Dataset items
>> Start

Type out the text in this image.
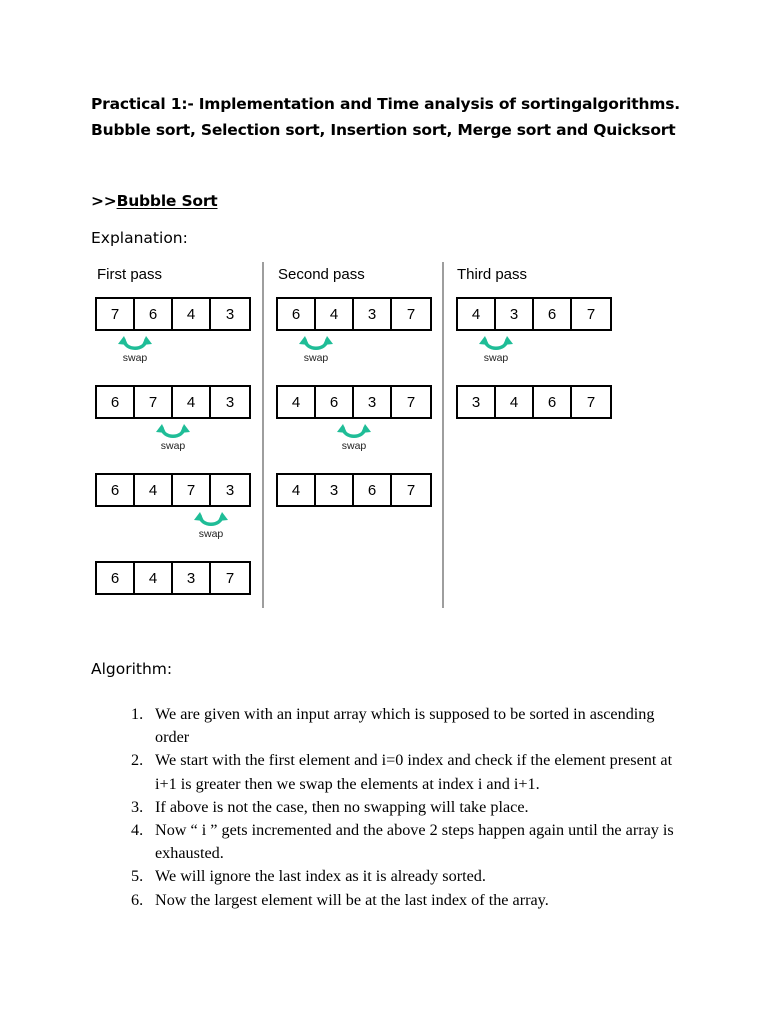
Practical 1:- Implementation and Time analysis of sortingalgorithms.
Bubble sort, Selection sort, Insertion sort, Merge sort and Quicksort
>>Bubble Sort
Explanation:
First pass
7	6	4	3
swap
6	7	4	3
swap
6	4	7	3
swap
6	4	3	7
Second pass
6	4	3	7
swap
4	6	3	7
swap
4	3	6	7
Third pass
4	3	6	7
swap
3	4	6	7
Algorithm:
1. We are given with an input array which is supposed to be sorted in ascending order
2. We start with the first element and i=0 index and check if the element present at i+1 is greater then we swap the elements at index i and i+1.
3. If above is not the case, then no swapping will take place.
4. Now “ i ” gets incremented and the above 2 steps happen again until the array is exhausted.
5. We will ignore the last index as it is already sorted.
6. Now the largest element will be at the last index of the array.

>> End

_EXERCISE DESCRIPTION_
What comes back should match the records exactly, minus any pictures.

_EXERCISE OUTPUT_
Type out the text in this image.
Practical 1:- Implementation and Time analysis of sortingalgorithms.
Bubble sort, Selection sort, Insertion sort, Merge sort and Quicksort
>>Bubble Sort
Explanation:
First pass
7	6	4	3
swap
6	7	4	3
swap
6	4	7	3
swap
6	4	3	7
Second pass
6	4	3	7
swap
4	6	3	7
swap
4	3	6	7
Third pass
4	3	6	7
swap
3	4	6	7
Algorithm:
1. We are given with an input array which is supposed to be sorted in ascending order
2. We start with the first element and i=0 index and check if the element present at i+1 is greater then we swap the elements at index i and i+1.
3. If above is not the case, then no swapping will take place.
4. Now “ i ” gets incremented and the above 2 steps happen again until the array is exhausted.
5. We will ignore the last index as it is already sorted.
6. Now the largest element will be at the last index of the array.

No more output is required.